### GIVEN DATA

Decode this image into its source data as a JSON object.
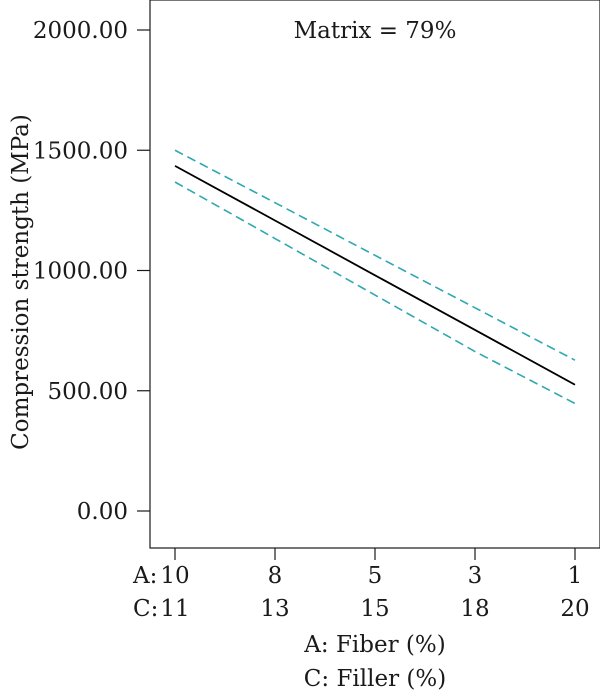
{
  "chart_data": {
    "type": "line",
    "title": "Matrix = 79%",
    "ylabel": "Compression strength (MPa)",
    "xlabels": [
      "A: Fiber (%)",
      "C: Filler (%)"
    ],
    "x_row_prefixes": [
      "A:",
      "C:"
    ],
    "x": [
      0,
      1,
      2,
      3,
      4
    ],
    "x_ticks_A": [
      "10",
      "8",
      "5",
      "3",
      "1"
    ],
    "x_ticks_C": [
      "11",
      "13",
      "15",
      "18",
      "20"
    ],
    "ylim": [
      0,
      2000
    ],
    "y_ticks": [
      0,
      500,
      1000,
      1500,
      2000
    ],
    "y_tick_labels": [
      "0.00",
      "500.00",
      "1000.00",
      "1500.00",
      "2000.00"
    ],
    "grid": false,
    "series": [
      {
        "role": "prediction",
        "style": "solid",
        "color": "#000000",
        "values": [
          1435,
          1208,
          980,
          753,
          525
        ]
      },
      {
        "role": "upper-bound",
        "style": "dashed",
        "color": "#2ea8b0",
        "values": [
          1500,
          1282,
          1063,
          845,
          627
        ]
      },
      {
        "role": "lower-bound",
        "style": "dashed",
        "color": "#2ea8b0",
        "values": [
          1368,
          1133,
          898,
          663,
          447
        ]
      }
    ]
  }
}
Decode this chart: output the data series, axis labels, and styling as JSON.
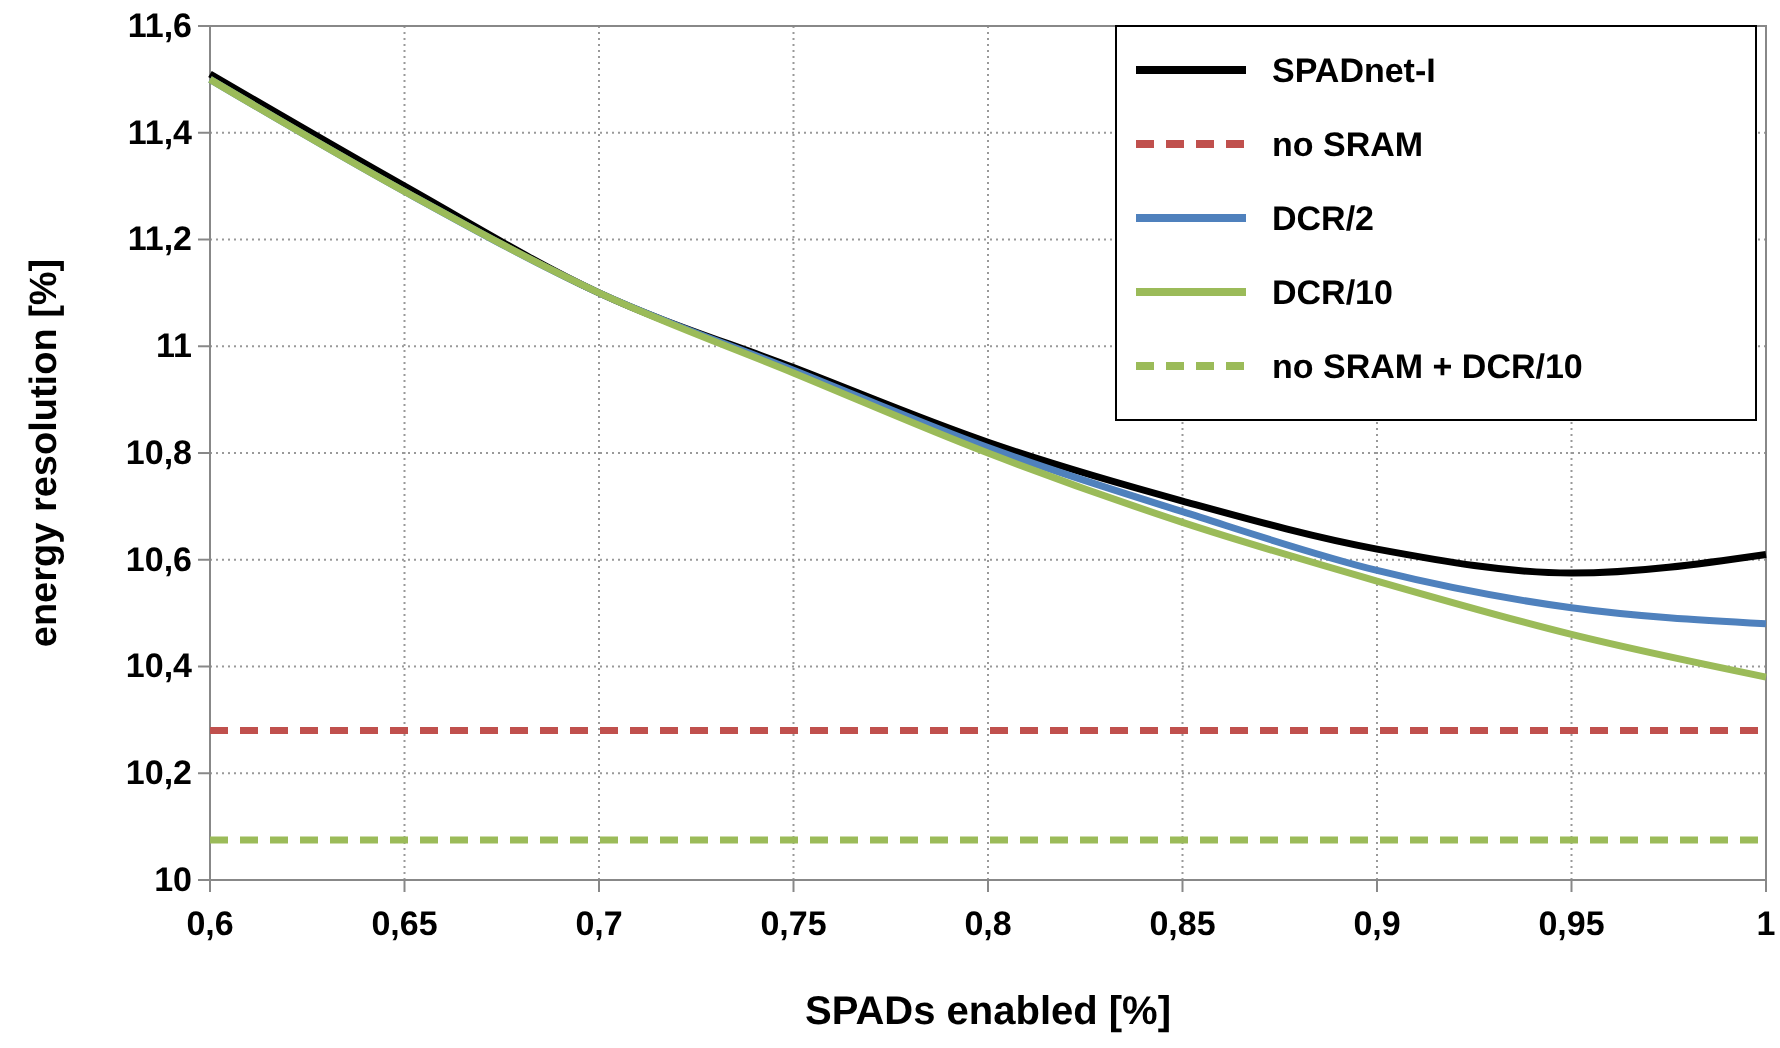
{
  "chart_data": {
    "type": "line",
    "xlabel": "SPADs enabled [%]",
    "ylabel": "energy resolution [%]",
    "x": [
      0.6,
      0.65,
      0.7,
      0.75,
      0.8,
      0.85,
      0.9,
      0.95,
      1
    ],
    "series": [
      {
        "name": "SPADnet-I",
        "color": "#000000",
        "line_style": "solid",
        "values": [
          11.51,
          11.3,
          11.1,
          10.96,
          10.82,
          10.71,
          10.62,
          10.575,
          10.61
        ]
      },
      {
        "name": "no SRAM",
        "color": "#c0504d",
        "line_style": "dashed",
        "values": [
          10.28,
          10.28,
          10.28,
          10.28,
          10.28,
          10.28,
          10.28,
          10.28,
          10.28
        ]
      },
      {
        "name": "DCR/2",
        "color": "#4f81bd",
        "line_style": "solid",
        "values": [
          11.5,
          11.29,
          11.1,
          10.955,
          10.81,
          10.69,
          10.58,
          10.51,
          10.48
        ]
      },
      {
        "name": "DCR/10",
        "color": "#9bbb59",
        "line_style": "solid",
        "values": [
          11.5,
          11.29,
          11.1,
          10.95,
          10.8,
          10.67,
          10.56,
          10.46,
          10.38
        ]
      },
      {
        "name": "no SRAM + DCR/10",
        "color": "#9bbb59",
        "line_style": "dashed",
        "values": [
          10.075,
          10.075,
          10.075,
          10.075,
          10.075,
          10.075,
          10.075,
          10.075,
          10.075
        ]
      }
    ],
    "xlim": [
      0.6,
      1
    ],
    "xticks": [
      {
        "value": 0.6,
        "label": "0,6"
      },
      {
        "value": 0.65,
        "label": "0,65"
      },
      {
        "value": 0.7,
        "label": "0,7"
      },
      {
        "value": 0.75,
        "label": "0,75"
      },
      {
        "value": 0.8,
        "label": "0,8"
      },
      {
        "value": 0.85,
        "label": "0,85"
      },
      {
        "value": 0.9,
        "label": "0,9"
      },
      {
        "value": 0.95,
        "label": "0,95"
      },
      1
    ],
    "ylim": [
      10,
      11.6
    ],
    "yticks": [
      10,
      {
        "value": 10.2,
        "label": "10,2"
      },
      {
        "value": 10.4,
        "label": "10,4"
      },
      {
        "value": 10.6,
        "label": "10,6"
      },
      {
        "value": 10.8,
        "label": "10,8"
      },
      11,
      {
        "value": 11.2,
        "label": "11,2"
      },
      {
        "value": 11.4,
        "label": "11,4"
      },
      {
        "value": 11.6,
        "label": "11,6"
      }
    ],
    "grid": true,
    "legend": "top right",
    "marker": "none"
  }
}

==

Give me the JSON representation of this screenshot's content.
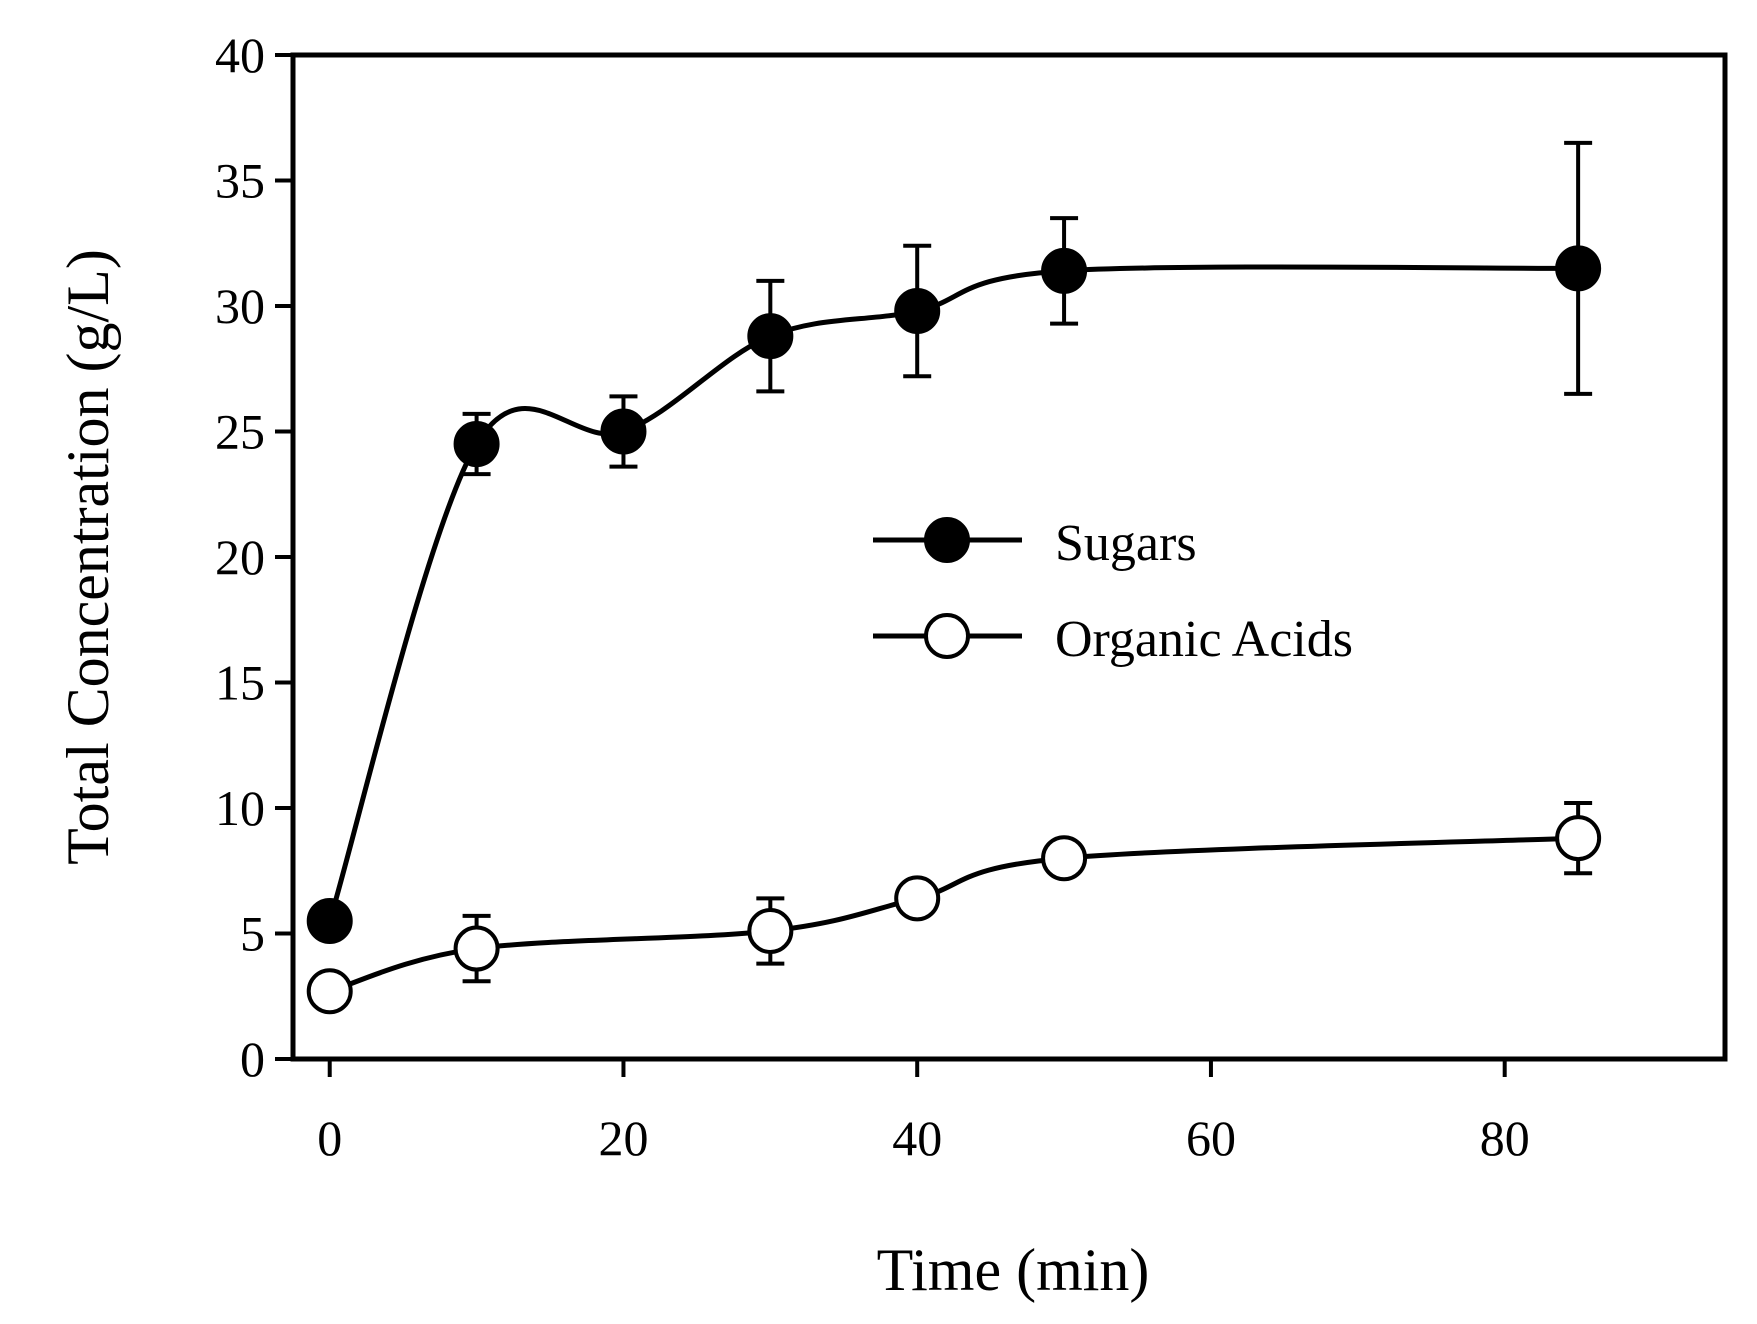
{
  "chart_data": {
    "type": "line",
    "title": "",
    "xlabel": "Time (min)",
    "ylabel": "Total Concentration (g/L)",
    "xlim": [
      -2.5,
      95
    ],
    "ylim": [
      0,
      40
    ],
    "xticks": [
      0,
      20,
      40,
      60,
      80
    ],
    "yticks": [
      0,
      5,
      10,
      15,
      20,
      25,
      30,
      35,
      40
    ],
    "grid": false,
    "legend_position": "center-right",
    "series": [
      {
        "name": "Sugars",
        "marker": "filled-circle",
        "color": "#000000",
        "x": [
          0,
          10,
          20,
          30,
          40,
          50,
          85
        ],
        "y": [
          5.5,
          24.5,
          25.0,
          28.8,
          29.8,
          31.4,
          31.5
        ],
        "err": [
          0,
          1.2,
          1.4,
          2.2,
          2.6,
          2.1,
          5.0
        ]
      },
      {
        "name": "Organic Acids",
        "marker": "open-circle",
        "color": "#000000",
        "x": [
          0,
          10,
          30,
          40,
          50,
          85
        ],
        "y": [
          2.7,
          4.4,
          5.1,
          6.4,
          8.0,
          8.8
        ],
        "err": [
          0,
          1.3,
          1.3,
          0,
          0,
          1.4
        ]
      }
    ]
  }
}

---

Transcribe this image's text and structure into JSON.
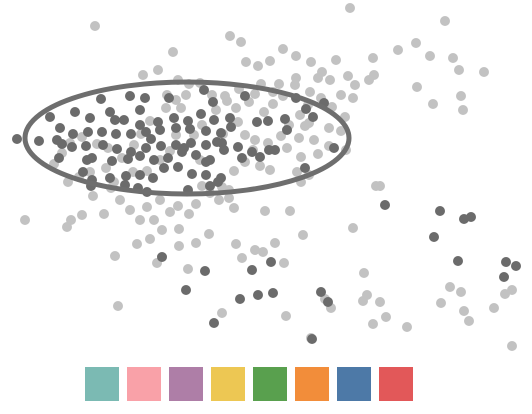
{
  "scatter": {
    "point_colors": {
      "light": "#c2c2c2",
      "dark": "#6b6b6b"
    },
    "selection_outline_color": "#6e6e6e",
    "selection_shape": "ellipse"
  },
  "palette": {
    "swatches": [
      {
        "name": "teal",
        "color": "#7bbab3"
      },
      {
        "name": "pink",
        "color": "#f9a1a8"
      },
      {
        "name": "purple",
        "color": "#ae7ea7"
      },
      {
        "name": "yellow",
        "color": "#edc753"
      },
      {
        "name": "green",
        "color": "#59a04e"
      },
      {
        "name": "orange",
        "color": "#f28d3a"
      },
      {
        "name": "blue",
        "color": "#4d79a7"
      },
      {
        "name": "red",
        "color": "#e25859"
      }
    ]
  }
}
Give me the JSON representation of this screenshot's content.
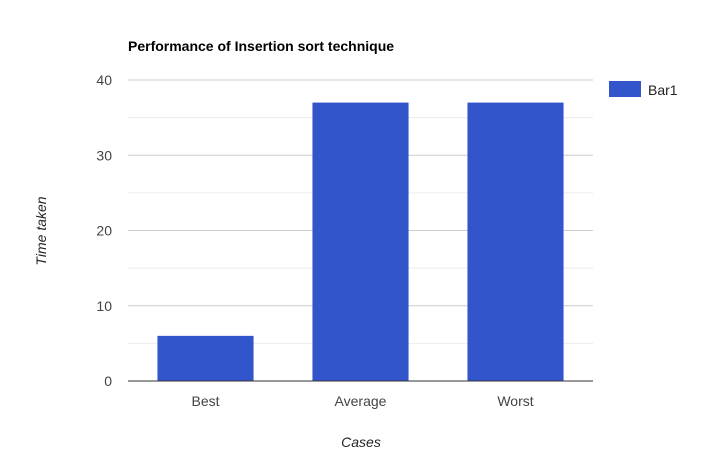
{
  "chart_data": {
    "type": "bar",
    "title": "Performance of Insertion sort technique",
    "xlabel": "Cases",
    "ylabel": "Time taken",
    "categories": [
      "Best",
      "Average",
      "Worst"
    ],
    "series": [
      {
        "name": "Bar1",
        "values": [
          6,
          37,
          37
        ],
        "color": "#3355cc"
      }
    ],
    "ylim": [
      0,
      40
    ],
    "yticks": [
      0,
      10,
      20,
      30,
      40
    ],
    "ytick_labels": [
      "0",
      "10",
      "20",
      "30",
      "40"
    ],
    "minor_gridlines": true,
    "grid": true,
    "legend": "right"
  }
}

### DIRECTIVE
Identify every line holding the word "title" and copy it out.

### TASK OUTPUT
    "title": "Matrix = 79%",
    "title": "",
    "title": "Performance of Insertion sort technique",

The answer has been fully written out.